• _WHAT NEEDS TO BE DONE_
Transcribe each record exactly. Include every one.

— Start of AVAILABLE RECORDS —

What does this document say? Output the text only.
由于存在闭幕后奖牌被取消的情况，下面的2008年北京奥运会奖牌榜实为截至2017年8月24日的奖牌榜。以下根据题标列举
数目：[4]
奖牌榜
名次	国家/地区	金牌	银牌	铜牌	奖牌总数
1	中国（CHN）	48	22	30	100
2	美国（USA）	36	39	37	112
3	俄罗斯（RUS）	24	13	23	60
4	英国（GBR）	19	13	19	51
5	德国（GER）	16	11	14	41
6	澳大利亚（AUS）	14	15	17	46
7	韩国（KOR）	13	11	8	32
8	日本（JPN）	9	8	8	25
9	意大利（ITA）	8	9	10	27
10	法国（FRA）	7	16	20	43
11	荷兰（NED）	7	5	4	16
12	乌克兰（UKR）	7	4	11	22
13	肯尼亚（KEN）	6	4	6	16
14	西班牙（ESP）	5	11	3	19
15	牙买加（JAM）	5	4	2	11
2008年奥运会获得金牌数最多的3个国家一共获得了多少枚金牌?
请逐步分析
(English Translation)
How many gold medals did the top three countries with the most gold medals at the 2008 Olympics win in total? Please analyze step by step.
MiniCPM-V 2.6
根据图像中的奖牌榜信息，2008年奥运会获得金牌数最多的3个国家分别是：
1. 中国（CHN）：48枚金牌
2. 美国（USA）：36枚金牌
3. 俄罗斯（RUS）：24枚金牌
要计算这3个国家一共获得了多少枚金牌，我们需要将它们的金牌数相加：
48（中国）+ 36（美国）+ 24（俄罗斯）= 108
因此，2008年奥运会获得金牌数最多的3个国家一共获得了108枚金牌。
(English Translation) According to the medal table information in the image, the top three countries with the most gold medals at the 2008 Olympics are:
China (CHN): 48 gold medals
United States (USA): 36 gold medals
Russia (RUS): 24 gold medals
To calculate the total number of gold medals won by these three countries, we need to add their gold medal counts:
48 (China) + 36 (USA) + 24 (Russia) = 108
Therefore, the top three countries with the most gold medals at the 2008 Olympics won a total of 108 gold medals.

— End of AVAILABLE RECORDS —

• _RESPONSE TO THE TASK_
What does this document say? Output the text only.
由于存在闭幕后奖牌被取消的情况，下面的2008年北京奥运会奖牌榜实为截至2017年8月24日的奖牌榜。以下根据题标列举
数目：[4]
奖牌榜
名次	国家/地区	金牌	银牌	铜牌	奖牌总数
1	中国（CHN）	48	22	30	100
2	美国（USA）	36	39	37	112
3	俄罗斯（RUS）	24	13	23	60
4	英国（GBR）	19	13	19	51
5	德国（GER）	16	11	14	41
6	澳大利亚（AUS）	14	15	17	46
7	韩国（KOR）	13	11	8	32
8	日本（JPN）	9	8	8	25
9	意大利（ITA）	8	9	10	27
10	法国（FRA）	7	16	20	43
11	荷兰（NED）	7	5	4	16
12	乌克兰（UKR）	7	4	11	22
13	肯尼亚（KEN）	6	4	6	16
14	西班牙（ESP）	5	11	3	19
15	牙买加（JAM）	5	4	2	11
2008年奥运会获得金牌数最多的3个国家一共获得了多少枚金牌?
请逐步分析
(English Translation)
How many gold medals did the top three countries with the most gold medals at the 2008 Olympics win in total? Please analyze step by step.
MiniCPM-V 2.6
根据图像中的奖牌榜信息，2008年奥运会获得金牌数最多的3个国家分别是：
1. 中国（CHN）：48枚金牌
2. 美国（USA）：36枚金牌
3. 俄罗斯（RUS）：24枚金牌
要计算这3个国家一共获得了多少枚金牌，我们需要将它们的金牌数相加：
48（中国）+ 36（美国）+ 24（俄罗斯）= 108
因此，2008年奥运会获得金牌数最多的3个国家一共获得了108枚金牌。
(English Translation) According to the medal table information in the image, the top three countries with the most gold medals at the 2008 Olympics are:
China (CHN): 48 gold medals
United States (USA): 36 gold medals
Russia (RUS): 24 gold medals
To calculate the total number of gold medals won by these three countries, we need to add their gold medal counts:
48 (China) + 36 (USA) + 24 (Russia) = 108
Therefore, the top three countries with the most gold medals at the 2008 Olympics won a total of 108 gold medals.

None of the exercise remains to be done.